# Available data
——
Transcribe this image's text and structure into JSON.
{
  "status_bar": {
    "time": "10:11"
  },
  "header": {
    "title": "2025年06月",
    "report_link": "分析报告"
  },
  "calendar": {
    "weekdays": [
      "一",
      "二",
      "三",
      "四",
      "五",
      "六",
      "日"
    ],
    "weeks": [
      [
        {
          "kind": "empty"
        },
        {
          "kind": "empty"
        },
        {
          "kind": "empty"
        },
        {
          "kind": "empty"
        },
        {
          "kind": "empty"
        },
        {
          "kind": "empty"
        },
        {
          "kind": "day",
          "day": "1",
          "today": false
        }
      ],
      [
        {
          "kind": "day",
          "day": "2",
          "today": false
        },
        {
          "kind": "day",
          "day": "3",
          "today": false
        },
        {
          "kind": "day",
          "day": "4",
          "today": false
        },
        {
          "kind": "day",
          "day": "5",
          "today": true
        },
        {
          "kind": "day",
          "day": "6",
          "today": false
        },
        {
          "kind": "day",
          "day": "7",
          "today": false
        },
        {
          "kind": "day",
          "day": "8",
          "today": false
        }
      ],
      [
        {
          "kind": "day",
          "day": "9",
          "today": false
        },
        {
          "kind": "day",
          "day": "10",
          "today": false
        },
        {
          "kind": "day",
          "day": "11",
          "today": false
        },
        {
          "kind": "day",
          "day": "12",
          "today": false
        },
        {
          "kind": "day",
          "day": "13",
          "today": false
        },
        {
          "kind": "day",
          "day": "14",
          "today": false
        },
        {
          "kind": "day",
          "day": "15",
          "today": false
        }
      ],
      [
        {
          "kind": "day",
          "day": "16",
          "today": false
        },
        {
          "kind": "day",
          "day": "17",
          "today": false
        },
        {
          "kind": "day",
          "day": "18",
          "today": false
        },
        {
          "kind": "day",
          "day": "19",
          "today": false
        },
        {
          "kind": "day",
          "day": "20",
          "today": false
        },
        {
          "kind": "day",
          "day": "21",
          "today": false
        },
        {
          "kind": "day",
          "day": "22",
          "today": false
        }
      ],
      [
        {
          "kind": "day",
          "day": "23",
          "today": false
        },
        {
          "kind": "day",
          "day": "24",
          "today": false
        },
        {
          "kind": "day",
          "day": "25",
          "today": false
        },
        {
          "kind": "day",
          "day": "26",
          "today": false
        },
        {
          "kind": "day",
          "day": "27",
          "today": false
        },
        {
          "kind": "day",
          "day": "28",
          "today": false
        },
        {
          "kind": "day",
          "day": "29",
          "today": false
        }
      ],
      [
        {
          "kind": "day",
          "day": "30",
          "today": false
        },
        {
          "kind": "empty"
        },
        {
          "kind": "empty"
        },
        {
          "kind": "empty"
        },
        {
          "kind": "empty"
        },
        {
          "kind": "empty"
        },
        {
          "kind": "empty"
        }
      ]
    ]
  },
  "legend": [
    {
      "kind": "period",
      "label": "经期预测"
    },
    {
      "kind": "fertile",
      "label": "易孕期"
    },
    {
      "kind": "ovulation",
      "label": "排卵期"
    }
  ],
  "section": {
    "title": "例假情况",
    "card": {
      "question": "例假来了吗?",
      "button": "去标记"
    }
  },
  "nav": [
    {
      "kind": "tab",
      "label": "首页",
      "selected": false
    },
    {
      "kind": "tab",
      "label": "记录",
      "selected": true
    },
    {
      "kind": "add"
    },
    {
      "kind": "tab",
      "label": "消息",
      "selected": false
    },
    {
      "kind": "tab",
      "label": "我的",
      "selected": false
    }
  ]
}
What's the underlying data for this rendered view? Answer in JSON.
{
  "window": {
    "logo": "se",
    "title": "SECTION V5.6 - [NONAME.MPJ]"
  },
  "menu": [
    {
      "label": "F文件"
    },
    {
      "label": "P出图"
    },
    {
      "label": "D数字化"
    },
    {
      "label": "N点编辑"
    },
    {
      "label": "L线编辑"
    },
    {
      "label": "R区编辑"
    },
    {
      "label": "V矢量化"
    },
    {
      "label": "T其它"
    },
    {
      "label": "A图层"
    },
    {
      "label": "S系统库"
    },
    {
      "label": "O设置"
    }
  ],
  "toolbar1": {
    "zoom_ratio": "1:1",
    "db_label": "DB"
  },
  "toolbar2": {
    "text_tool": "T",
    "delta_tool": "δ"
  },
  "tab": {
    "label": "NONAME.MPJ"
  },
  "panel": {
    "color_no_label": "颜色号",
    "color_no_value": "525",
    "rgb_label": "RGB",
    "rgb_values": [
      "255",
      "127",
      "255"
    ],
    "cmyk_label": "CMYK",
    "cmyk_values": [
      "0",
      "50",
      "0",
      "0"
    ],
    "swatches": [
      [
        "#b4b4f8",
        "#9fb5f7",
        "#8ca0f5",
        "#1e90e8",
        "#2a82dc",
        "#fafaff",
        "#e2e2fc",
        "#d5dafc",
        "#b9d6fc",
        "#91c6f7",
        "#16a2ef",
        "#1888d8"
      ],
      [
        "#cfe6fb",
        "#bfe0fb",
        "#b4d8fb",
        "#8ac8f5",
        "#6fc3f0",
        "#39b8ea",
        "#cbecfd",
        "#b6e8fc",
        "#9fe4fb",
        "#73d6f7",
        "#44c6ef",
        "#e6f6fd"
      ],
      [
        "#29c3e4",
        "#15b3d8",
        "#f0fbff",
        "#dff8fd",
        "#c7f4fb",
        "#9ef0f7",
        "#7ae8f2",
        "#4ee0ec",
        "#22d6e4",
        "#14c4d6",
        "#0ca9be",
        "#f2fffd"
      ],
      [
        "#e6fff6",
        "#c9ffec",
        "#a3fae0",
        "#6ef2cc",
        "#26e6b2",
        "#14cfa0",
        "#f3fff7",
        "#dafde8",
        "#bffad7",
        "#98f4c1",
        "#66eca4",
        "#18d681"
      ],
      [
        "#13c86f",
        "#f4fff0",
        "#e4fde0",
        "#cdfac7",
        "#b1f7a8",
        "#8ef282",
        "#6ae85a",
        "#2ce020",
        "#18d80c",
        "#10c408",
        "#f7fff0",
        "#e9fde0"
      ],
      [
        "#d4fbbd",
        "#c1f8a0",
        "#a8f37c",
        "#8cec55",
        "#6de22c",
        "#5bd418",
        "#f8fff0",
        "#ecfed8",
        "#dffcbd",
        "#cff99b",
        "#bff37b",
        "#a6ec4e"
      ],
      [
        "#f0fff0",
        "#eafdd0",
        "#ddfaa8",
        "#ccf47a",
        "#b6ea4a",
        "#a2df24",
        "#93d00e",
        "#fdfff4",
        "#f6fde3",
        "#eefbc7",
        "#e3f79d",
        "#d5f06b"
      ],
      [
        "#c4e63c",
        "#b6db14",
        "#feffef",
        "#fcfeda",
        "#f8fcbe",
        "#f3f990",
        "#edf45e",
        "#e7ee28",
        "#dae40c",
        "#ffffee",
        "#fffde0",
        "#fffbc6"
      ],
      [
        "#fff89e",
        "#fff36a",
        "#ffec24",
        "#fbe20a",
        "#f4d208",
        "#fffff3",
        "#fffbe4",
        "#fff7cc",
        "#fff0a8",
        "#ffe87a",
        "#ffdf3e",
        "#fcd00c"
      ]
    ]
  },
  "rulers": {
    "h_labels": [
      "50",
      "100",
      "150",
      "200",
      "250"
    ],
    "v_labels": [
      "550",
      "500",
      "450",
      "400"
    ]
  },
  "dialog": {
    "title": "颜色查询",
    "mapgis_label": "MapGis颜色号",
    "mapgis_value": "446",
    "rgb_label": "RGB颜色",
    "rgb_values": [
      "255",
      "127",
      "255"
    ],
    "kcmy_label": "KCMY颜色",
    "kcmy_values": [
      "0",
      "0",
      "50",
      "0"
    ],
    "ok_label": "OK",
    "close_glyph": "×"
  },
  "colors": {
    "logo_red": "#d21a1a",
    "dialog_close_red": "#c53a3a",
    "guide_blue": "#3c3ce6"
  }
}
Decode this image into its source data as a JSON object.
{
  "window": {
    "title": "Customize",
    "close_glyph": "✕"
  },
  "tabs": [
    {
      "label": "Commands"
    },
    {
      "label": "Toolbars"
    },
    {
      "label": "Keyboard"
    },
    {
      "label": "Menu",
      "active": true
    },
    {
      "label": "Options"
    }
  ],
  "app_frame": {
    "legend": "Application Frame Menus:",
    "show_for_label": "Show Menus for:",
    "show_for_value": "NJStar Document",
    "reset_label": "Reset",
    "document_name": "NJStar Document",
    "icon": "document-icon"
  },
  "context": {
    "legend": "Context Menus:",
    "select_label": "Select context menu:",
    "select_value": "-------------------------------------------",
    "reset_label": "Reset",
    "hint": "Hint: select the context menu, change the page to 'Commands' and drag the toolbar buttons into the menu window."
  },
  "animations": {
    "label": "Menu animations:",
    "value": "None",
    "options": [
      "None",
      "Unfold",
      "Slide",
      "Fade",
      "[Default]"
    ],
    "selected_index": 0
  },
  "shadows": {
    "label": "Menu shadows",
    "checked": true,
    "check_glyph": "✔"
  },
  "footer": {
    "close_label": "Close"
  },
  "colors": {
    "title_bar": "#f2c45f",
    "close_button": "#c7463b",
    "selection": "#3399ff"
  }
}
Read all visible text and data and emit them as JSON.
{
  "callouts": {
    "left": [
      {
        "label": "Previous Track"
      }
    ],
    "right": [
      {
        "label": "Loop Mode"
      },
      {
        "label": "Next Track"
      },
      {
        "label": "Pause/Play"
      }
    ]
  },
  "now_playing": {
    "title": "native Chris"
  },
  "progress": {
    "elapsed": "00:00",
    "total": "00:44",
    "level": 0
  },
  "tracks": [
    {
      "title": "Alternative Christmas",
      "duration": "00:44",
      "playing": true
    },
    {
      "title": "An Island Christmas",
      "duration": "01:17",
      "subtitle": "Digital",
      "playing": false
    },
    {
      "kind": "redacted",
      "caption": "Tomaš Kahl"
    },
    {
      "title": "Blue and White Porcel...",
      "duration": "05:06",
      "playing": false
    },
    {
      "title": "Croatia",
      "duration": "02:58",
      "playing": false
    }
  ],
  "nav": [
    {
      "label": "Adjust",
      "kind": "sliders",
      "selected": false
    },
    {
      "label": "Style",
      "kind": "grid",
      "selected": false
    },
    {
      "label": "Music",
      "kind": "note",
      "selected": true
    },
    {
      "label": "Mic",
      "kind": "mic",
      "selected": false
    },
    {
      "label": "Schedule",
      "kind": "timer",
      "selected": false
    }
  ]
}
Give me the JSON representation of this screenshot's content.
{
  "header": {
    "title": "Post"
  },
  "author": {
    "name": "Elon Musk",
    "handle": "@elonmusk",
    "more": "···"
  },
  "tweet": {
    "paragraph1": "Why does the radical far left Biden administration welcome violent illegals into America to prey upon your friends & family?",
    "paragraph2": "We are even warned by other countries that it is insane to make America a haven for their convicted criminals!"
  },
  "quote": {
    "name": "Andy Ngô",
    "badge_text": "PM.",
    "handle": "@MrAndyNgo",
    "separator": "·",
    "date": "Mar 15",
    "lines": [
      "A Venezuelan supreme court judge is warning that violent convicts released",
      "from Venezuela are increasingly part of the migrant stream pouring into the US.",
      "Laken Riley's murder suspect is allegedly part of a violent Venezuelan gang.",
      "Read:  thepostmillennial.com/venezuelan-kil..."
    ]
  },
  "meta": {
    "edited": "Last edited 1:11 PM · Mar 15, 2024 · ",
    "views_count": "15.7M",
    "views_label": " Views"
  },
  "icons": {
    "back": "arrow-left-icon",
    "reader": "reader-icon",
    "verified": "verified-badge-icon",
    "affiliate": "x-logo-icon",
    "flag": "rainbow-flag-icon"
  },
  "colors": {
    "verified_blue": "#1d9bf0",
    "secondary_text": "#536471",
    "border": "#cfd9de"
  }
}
——
# Request
Tally up the lines holding the string "true" in this listing, and report the total alone.

# Task solution
6